## YOUR INSTRUCTIONS:
Exactly as they appear, output all of the entries.

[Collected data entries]
┌──

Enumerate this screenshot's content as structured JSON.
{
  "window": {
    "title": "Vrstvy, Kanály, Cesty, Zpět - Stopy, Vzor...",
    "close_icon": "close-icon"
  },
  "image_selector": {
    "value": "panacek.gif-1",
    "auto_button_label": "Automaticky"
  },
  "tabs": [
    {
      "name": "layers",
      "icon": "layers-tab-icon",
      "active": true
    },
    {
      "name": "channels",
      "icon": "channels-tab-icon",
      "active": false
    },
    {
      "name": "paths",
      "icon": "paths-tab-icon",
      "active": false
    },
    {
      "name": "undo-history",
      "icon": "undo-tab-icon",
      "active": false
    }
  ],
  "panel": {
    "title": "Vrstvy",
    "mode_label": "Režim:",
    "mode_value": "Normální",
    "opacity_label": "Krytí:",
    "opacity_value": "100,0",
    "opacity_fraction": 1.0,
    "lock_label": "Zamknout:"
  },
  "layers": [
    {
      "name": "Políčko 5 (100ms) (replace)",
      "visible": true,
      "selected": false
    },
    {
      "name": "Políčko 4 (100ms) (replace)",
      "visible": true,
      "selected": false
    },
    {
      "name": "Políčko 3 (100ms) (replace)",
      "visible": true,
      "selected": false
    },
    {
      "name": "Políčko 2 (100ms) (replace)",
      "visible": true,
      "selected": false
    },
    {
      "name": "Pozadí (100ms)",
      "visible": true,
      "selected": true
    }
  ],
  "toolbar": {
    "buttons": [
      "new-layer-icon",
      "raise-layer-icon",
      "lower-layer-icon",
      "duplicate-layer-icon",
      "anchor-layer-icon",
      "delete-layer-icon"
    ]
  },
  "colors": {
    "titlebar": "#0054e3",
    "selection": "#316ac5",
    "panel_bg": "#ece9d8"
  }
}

└──

## SOLUTION FOR THIS EXERCISE:
Enumerate this screenshot's content as structured JSON.
{
  "window": {
    "title": "Vrstvy, Kanály, Cesty, Zpět - Stopy, Vzor...",
    "close_icon": "close-icon"
  },
  "image_selector": {
    "value": "panacek.gif-1",
    "auto_button_label": "Automaticky"
  },
  "tabs": [
    {
      "name": "layers",
      "icon": "layers-tab-icon",
      "active": true
    },
    {
      "name": "channels",
      "icon": "channels-tab-icon",
      "active": false
    },
    {
      "name": "paths",
      "icon": "paths-tab-icon",
      "active": false
    },
    {
      "name": "undo-history",
      "icon": "undo-tab-icon",
      "active": false
    }
  ],
  "panel": {
    "title": "Vrstvy",
    "mode_label": "Režim:",
    "mode_value": "Normální",
    "opacity_label": "Krytí:",
    "opacity_value": "100,0",
    "opacity_fraction": 1.0,
    "lock_label": "Zamknout:"
  },
  "layers": [
    {
      "name": "Políčko 5 (100ms) (replace)",
      "visible": true,
      "selected": false
    },
    {
      "name": "Políčko 4 (100ms) (replace)",
      "visible": true,
      "selected": false
    },
    {
      "name": "Políčko 3 (100ms) (replace)",
      "visible": true,
      "selected": false
    },
    {
      "name": "Políčko 2 (100ms) (replace)",
      "visible": true,
      "selected": false
    },
    {
      "name": "Pozadí (100ms)",
      "visible": true,
      "selected": true
    }
  ],
  "toolbar": {
    "buttons": [
      "new-layer-icon",
      "raise-layer-icon",
      "lower-layer-icon",
      "duplicate-layer-icon",
      "anchor-layer-icon",
      "delete-layer-icon"
    ]
  },
  "colors": {
    "titlebar": "#0054e3",
    "selection": "#316ac5",
    "panel_bg": "#ece9d8"
  }
}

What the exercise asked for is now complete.